Directions ▸ Report each line of the data that includes the word "JSON".

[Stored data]
══════════

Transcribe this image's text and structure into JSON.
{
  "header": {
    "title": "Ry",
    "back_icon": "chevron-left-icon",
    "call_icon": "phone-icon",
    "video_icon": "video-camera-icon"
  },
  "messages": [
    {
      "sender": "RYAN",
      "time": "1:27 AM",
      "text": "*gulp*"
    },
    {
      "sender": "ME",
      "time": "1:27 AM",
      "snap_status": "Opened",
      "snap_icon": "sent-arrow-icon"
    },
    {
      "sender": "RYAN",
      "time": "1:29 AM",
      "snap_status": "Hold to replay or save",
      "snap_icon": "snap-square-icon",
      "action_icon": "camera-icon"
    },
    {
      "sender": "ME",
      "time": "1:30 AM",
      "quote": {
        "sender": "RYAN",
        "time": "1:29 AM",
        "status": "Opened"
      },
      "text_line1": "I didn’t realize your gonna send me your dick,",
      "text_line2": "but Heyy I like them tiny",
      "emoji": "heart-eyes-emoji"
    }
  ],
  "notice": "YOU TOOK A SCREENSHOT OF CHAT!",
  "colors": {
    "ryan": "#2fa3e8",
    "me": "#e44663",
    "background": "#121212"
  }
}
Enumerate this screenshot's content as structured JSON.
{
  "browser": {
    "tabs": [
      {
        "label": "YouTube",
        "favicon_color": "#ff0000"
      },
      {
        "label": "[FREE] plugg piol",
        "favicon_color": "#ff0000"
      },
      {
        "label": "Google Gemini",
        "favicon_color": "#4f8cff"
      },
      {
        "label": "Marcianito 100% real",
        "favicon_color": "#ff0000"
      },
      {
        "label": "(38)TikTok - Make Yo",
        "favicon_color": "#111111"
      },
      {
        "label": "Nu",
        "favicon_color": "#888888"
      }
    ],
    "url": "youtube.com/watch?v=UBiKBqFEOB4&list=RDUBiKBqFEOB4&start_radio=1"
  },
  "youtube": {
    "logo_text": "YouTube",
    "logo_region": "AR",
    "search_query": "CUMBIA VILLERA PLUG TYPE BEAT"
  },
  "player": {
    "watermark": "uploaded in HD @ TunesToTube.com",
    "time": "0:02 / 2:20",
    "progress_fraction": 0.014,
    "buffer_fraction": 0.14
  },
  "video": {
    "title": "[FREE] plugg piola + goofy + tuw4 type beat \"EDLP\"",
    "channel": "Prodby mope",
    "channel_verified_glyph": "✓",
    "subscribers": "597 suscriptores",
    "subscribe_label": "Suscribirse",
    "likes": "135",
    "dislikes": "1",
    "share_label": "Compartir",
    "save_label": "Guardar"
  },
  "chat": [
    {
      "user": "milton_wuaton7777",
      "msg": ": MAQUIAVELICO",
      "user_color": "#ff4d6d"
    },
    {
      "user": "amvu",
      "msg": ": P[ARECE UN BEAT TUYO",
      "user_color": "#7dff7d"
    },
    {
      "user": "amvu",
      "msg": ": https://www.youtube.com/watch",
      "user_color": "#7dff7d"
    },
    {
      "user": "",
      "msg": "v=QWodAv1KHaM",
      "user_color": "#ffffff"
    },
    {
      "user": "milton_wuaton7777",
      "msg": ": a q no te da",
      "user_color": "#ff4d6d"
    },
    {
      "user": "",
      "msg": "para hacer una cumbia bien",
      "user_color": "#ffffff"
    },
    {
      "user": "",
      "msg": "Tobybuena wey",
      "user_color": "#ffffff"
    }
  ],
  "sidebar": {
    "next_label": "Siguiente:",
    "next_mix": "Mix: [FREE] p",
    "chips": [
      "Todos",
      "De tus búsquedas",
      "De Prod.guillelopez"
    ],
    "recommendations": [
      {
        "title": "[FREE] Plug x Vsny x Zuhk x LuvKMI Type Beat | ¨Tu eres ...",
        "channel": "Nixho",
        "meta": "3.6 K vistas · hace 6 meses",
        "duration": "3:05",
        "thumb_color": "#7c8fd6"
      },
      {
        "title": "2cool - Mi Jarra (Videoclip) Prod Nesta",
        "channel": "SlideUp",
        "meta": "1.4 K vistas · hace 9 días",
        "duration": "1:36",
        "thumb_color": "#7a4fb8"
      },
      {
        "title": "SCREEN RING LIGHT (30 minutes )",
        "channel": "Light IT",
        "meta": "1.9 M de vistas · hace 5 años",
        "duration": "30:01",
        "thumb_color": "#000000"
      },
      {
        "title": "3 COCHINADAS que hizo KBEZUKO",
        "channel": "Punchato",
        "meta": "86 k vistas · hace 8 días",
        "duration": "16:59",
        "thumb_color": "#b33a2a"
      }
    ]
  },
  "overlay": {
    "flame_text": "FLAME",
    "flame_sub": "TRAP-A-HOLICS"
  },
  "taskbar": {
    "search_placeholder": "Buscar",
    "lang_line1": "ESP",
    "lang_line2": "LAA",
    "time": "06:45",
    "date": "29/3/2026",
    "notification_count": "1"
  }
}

══════════

Task solution ▸
Transcribe this image's text and structure into JSON.
Enumerate this screenshot's content as structured JSON.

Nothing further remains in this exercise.